Attorney-General (on behalf of the Ministry of Justice) v North Shore District Court HC Auckland CIV 2007 404 1345
[2007] NZHC 2026
•23 August 2007
IN THE HIGH COURT OF NEW ZEALAND AUCKLAND REGISTRY
CIV 2007 404 001345
UNDER the Judicature Amendment Act 1972
IN THE MATTER OF Summary Proceedings Act 1957 section 96
BETWEEN ATTORNEY-GENERAL (ON BEHALF OF THE MINISTRY OF JUSTICE) Applicant
ANDNORTH SHORE DISTRICT COURT First Respondent
ANDJAMES ALLAN CAMPBELL Second Respondent
ANDBRETT STUART Third Respondent
Hearing: 29 March 2007
Counsel: Lana Hamilton for Applicant
No appearance First Respondent (abiding decision)
No appearance Second and Third Respondents (abiding decision) Judgment: 23 August 2007 at 11:00am
RESERVED JUDGMENT OF WILLIAMS J
This judgment was delivered by
Hon. Justice Williams on
23 August 2007 at 11:00am
pursuant to R 540(4) of the High Court Rules
……………………………..
Registrar/Deputy Registrar
Date: ……………………...
ATTORNEY-GENERAL V NORTH SHORE DISTRICT COURT AND ORS HC AK CIV 2007 404 001345
23 August 2007
AThere will be a declaration that claims to property seized, brought under the Summary Proceedings Act 1957 s 96, should be dealt with by the District Court in its criminal jurisdiction.
B There will be a declaration that the orders of the District Court of
15 September 2006 relating to payment of $243.00 to each of the second and third respondents for loss of wages and $100.00 to the second respondent for costs of the repair to the boat trailer damage in the course of executing the warrant be quashed.
C The costs of the application to lie where they fall.
Issue
[1] The Attorney-General has issued this claim for judicial review seeking, in the factual circumstances later outlined, declarations that decisions relating to claims to seized property under the Summary Proceedings Act 19571 s 96 must be dealt with by the District Court in its summary criminal jurisdiction and do not include power to grant compensation to third parties or to applicants for alleged loss resulting from seized property.
[2] The proceeding has followed a somewhat unusual course in that all three respondents indicated they intended to abide the decision of the Court though, in the District Court’s case, with the reservation of its rights in the event of costs being sought and, in the case of the second and third respondents, on the basis of their solicitors saying that “neither of these young lads have the resources, or inclination, to contest these proceedings”. They, too, reserve their position in relation to costs.
[3] Further, on 7 May 2007, counsel for the North Shore District Court suggested in a memorandum that because the Solicitor-General has a general interest in the role and functions of bailiffs and the respondents were not well placed to assist, the Solicitor-General offered to nominate counsel to assist the Court as amicus curiae. By Minute issued on 1 June 2007 when the Solicitor-General’s Minute was referred to Williams J, the proposal was agreed and counsel for the first respondent was invited to nominate persons who might be so appointed. Nothing appears to have
transpired since that date and this judgment is delivered on the assumption the proposal was abandoned by the Solicitor-General.

┄┄┄┄┄┄

REQUIRED TASK A: Update the entries from the line with "data-point [700, 868, 733, 902]" up to and including the line with "x-tick-label: 180 [1741, 1244, 1812, 1292]" by replacing "figure-caption" with "panel-label" and leaving everything else as it is. Return only those lines.

┄┄┄┄┄┄

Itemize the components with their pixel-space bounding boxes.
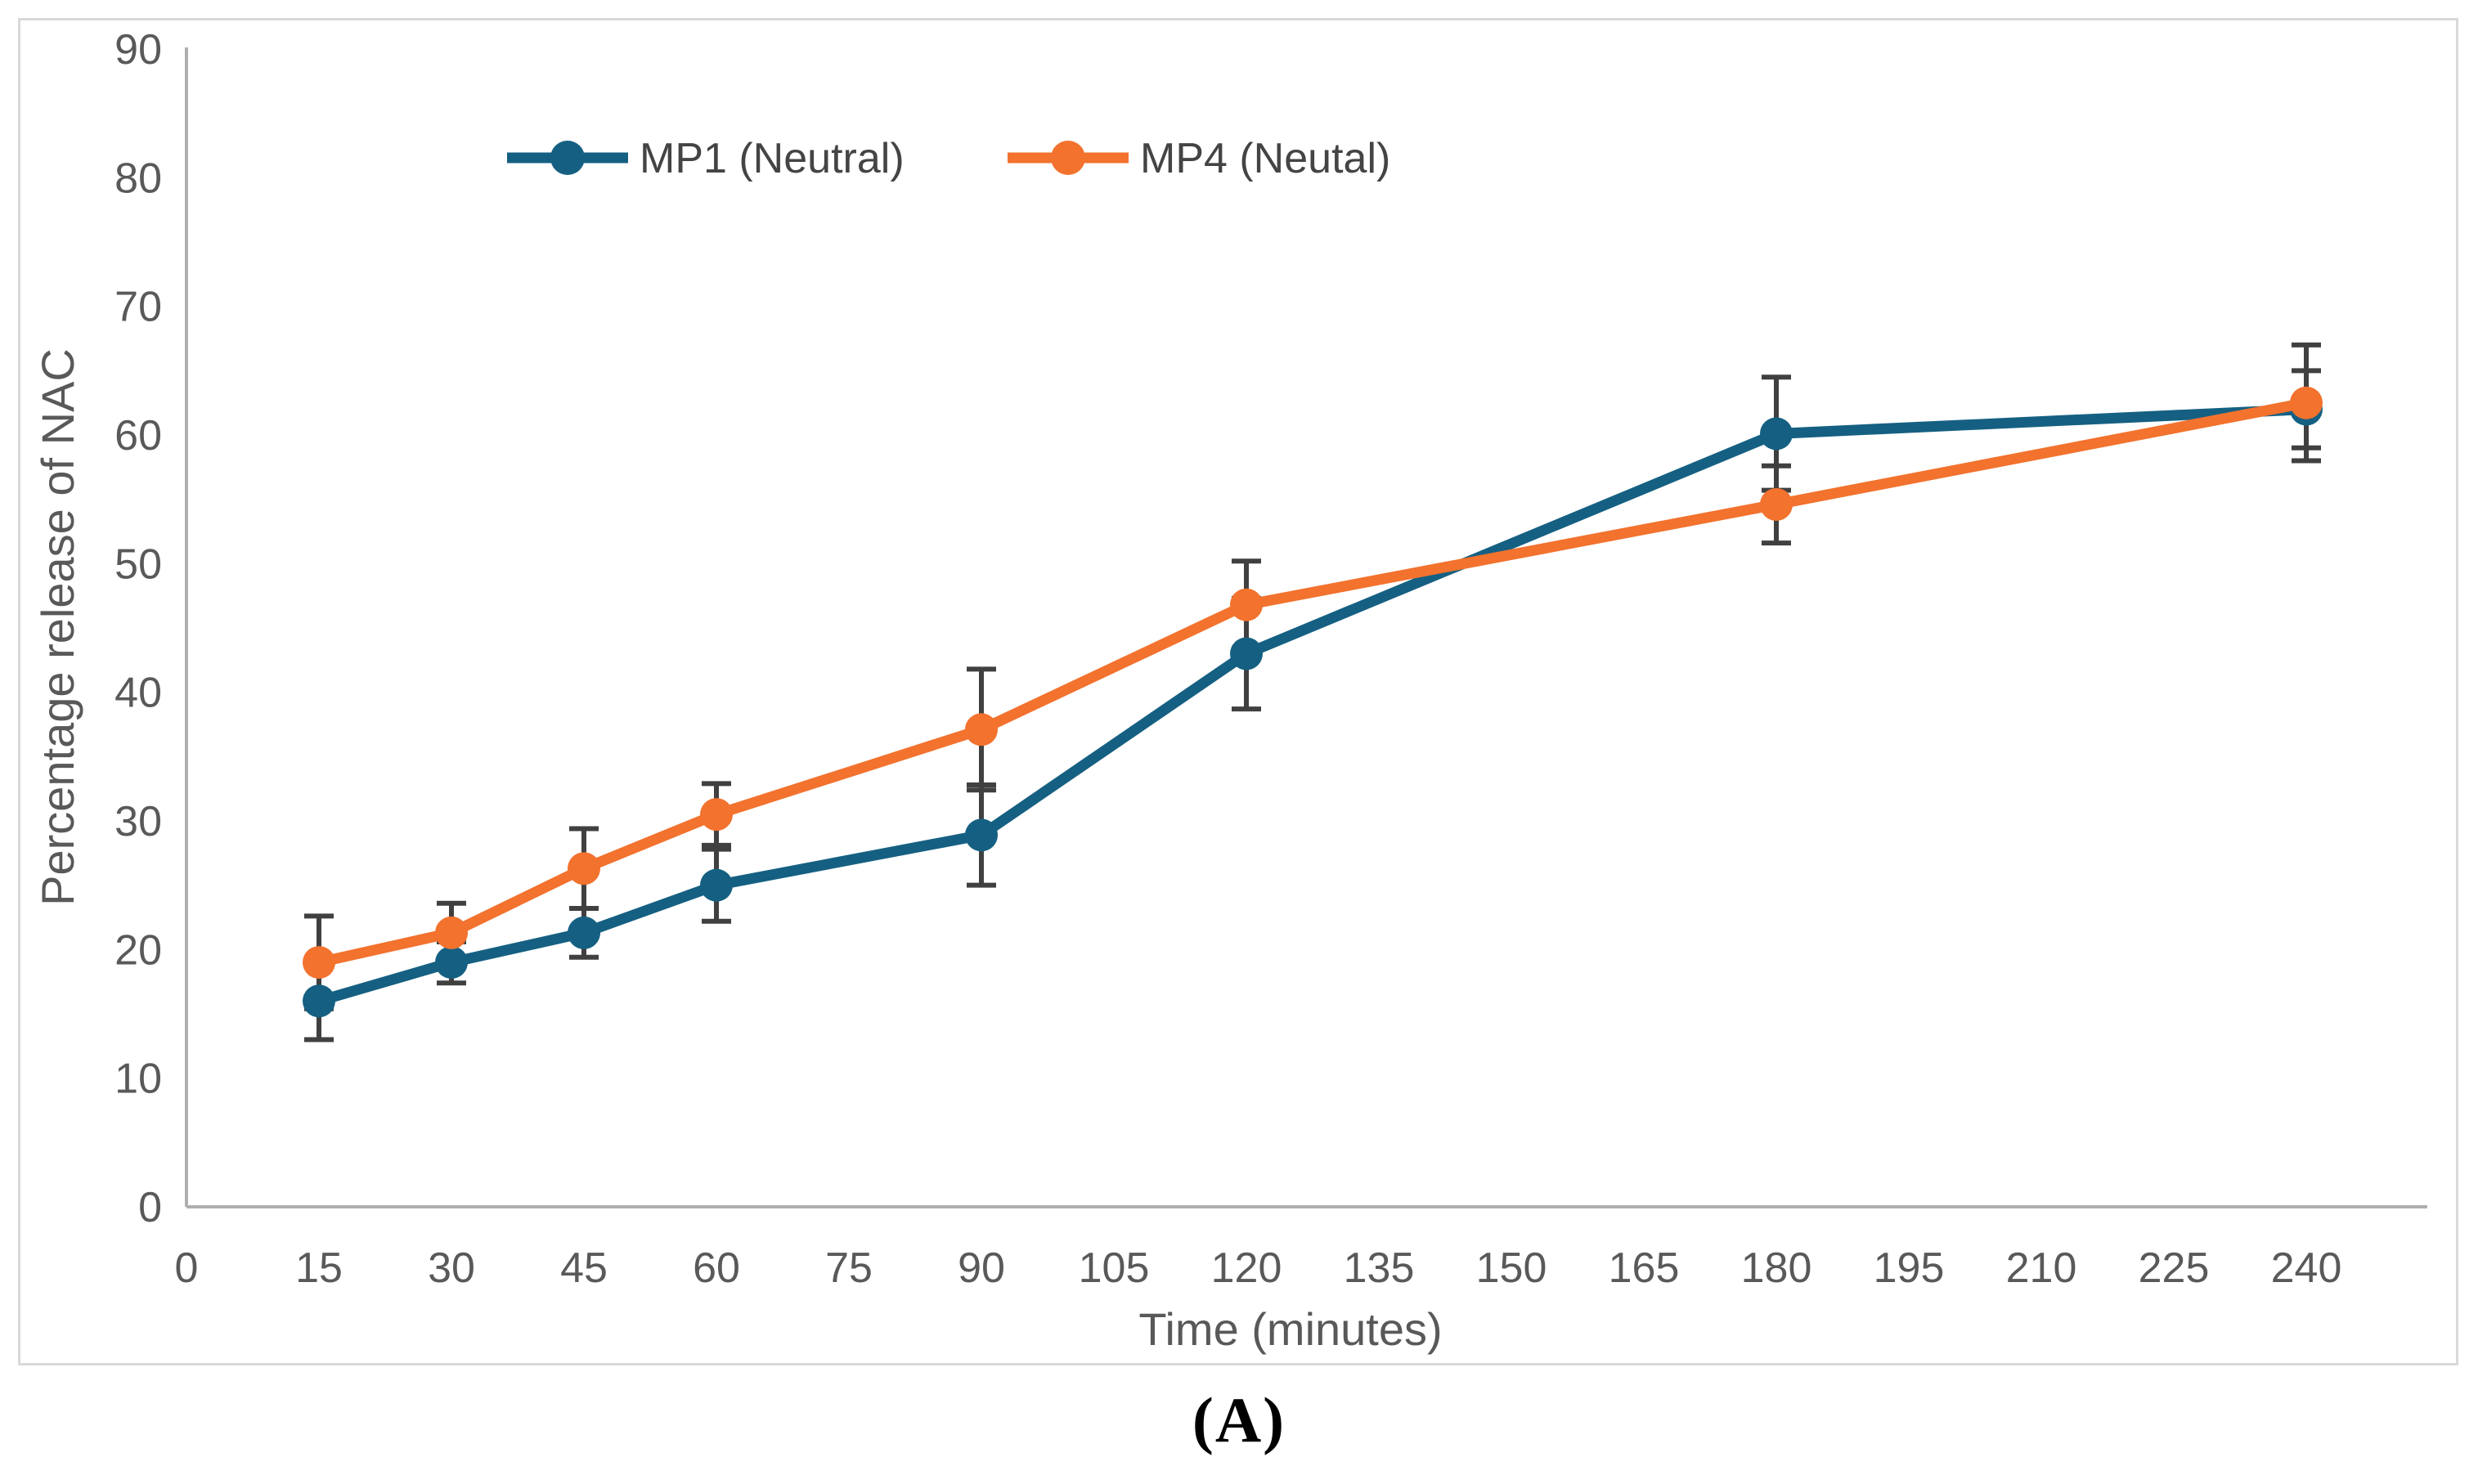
data-point [700, 868, 733, 902]
y-tick-label: 0 [138, 1184, 162, 1231]
x-tick-label: 210 [2006, 1244, 2077, 1292]
x-tick-label: 135 [1344, 1244, 1415, 1292]
figure-caption: (A) [1192, 1384, 1286, 1455]
x-tick-label: 75 [825, 1244, 873, 1292]
x-tick-label: 180 [1741, 1244, 1812, 1292]
x-tick-labels: 0 15 30 45 60 75 90 105 120 135 150 165 180 195 210 225… [175, 1244, 2342, 1292]
data-point [1230, 637, 1263, 670]
y-tick-label: 10 [114, 1056, 162, 1103]
x-tick-label: 30 [428, 1244, 475, 1292]
data-point [303, 946, 335, 980]
series-line-mp4-neutal [317, 397, 2308, 968]
x-tick-label: 240 [2271, 1244, 2342, 1292]
data-point [1760, 487, 1793, 521]
x-tick-label: 165 [1609, 1244, 1680, 1292]
data-point [303, 984, 335, 1018]
series-markers-mp1-neutral [303, 392, 2323, 1018]
x-tick-label: 0 [175, 1244, 199, 1292]
x-tick-label: 150 [1476, 1244, 1547, 1292]
x-axis-title: Time (minutes) [1138, 1303, 1442, 1355]
error-bars [304, 342, 2321, 1042]
data-point [965, 713, 998, 746]
x-tick-label: 45 [560, 1244, 608, 1292]
legend-item-mp1-neutral: MP1 (Neutral) [507, 135, 905, 182]
data-point [568, 852, 600, 885]
y-tick-labels: 0 10 20 30 40 50 60 70 80 90 [114, 26, 162, 1231]
y-axis-title: Percentage release of NAC [32, 348, 83, 906]
data-point [568, 916, 600, 949]
x-tick-label: 225 [2139, 1244, 2210, 1292]
x-tick-label: 15 [295, 1244, 343, 1292]
y-tick-label: 90 [114, 26, 162, 74]
data-point [435, 946, 468, 980]
y-tick-label: 60 [114, 412, 162, 460]
data-point [435, 916, 468, 949]
x-tick-label: 90 [958, 1244, 1005, 1292]
legend-label: MP4 (Neutal) [1140, 135, 1390, 182]
legend-item-mp4-neutal: MP4 (Neutal) [1008, 135, 1390, 182]
data-point [1760, 417, 1793, 451]
legend-marker [550, 141, 585, 175]
data-point [2290, 386, 2323, 419]
chart-frame [18, 18, 2458, 1365]
data-point [965, 818, 998, 852]
x-tick-label: 195 [1874, 1244, 1945, 1292]
legend-marker [1051, 141, 1085, 175]
y-tick-label: 40 [114, 670, 162, 717]
y-tick-label: 20 [114, 926, 162, 974]
series-line-mp1-neutral [317, 404, 2307, 1007]
x-tick-label: 120 [1211, 1244, 1282, 1292]
legend-label: MP1 (Neutral) [640, 135, 905, 182]
x-tick-label: 105 [1079, 1244, 1150, 1292]
data-point [1230, 588, 1263, 621]
series-markers-mp4-neutal [303, 386, 2323, 980]
legend: MP1 (Neutral) MP4 (Neutal) [507, 135, 1390, 182]
y-tick-label: 30 [114, 798, 162, 845]
data-point [700, 798, 733, 832]
x-tick-label: 60 [693, 1244, 740, 1292]
y-tick-label: 70 [114, 284, 162, 331]
y-tick-label: 80 [114, 155, 162, 202]
y-tick-label: 50 [114, 540, 162, 588]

┄┄┄┄┄┄

REQUIRED TASK B: Reproduce the passage of the High Court judgment from "[2] The proceeding" up to and including "relation to costs." without any changes.

FINAL RESULT A:
data-point [700, 868, 733, 902]
y-tick-label: 0 [138, 1184, 162, 1231]
x-tick-label: 210 [2006, 1244, 2077, 1292]
x-tick-label: 135 [1344, 1244, 1415, 1292]
panel-label: (A) [1192, 1384, 1286, 1455]
x-tick-label: 75 [825, 1244, 873, 1292]
x-tick-label: 180 [1741, 1244, 1812, 1292]

FINAL RESULT B:
[2] The proceeding has followed a somewhat unusual course in that all three respondents indicated they intended to abide the decision of the Court though, in the District Court’s case, with the reservation of its rights in the event of costs being sought and, in the case of the second and third respondents, on the basis of their solicitors saying that “neither of these young lads have the resources, or inclination, to contest these proceedings”. They, too, reserve their position in relation to costs.